==== Available data ====

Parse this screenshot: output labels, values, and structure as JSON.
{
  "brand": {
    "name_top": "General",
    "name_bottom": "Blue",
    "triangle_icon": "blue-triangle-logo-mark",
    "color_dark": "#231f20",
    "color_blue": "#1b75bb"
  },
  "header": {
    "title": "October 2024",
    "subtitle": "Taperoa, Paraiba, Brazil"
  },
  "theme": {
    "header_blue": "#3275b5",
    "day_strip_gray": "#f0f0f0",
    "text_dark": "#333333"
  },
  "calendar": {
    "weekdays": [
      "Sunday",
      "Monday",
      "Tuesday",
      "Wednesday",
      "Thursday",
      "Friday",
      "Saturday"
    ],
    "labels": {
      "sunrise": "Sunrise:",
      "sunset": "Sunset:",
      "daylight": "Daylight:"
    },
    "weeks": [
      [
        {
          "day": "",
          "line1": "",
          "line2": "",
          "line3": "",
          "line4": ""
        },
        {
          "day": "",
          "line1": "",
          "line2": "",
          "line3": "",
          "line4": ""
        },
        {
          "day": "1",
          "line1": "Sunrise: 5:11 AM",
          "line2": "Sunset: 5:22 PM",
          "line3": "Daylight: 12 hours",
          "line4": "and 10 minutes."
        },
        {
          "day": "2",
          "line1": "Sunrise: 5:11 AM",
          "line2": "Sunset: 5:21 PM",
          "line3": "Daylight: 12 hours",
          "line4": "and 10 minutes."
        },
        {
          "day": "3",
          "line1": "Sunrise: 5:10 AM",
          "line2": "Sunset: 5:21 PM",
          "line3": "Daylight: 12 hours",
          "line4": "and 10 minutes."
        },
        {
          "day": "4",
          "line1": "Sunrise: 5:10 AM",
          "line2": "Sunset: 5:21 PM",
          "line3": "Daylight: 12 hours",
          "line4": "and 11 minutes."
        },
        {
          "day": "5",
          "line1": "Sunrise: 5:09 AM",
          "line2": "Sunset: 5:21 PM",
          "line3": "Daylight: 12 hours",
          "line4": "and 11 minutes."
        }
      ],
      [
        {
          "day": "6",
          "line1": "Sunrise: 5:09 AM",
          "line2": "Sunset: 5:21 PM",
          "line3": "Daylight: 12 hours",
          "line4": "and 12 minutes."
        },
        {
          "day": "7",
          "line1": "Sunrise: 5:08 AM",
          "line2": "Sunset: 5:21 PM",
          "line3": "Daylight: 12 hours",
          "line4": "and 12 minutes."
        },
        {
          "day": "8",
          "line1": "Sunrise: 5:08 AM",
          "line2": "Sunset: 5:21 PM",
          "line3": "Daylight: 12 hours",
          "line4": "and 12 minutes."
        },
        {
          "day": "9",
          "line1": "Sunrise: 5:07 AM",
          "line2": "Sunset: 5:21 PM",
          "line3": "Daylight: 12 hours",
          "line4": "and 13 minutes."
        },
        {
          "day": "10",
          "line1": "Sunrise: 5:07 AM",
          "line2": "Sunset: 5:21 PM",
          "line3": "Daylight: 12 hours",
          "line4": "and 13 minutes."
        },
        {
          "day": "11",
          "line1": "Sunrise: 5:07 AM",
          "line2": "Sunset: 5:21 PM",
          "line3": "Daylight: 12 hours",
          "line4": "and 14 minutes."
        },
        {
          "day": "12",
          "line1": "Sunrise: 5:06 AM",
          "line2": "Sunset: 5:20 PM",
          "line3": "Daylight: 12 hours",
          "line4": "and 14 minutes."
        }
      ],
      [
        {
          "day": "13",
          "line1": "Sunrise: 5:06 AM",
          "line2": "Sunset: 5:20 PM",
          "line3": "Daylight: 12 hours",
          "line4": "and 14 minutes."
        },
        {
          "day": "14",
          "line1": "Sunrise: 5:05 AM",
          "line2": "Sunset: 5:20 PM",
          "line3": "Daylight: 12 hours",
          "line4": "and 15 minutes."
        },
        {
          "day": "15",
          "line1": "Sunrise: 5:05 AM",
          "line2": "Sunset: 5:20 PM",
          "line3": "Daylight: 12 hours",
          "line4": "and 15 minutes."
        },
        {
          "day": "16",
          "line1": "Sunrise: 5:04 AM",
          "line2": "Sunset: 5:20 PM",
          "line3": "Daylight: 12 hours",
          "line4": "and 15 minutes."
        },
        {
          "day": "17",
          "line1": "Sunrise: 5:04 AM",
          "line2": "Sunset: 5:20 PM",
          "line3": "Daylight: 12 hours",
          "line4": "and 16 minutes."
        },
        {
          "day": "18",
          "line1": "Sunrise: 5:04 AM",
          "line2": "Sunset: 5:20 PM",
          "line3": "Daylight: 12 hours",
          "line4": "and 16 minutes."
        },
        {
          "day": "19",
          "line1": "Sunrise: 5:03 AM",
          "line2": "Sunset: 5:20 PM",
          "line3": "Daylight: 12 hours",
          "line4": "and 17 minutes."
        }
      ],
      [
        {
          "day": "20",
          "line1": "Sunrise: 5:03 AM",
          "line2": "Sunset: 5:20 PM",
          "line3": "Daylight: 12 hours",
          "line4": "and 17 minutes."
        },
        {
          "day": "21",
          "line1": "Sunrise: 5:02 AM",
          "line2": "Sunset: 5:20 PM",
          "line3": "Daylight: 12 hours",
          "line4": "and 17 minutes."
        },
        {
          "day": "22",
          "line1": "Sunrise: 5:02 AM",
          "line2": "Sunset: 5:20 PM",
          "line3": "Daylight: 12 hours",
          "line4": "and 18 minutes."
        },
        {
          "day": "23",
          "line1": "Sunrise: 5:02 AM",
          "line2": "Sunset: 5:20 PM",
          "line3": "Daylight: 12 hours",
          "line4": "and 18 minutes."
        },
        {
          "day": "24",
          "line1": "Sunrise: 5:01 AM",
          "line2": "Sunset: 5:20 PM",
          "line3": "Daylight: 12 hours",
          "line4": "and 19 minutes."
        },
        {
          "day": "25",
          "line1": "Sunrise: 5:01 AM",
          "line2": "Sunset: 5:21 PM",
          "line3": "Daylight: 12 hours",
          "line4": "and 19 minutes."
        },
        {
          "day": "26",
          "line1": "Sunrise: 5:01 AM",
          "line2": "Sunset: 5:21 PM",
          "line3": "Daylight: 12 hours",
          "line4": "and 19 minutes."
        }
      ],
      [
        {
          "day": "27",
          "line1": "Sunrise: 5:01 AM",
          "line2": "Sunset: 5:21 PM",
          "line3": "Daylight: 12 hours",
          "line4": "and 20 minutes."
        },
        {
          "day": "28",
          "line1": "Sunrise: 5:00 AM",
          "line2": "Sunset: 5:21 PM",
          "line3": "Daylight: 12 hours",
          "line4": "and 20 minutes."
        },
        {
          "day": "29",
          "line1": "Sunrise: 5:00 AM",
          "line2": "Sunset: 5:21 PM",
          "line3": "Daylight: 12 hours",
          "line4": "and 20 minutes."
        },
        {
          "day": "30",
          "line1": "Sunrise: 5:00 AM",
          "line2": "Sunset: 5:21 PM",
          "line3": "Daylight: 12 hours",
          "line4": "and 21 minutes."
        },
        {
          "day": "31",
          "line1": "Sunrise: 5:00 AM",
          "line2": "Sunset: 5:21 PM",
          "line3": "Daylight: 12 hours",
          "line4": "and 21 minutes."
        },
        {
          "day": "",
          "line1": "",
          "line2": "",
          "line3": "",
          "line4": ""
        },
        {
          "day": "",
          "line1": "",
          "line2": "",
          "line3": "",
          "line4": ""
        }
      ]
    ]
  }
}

====
==== Available data ====

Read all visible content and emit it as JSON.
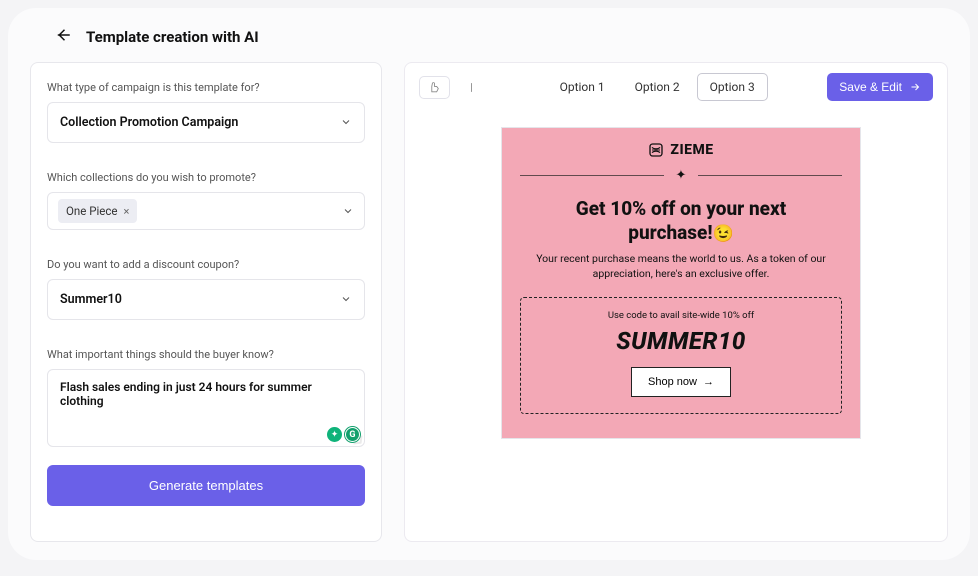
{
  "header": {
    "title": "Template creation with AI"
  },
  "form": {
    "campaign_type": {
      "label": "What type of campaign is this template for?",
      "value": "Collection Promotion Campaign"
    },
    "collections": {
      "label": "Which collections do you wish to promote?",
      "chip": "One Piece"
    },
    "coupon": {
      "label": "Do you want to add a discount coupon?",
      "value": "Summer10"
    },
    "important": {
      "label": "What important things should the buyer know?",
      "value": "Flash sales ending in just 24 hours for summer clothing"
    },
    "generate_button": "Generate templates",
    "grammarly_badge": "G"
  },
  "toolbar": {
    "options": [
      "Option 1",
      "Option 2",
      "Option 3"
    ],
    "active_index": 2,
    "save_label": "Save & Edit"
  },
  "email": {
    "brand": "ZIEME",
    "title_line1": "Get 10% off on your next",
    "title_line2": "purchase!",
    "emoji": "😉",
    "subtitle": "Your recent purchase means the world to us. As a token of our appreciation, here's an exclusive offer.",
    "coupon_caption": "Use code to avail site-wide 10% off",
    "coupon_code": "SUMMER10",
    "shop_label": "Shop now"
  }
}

====

In the entries above, identify every line with the word "JSON". Copy those lines.

Parse this screenshot: output labels, values, and structure as JSON.
Read all visible content and emit it as JSON.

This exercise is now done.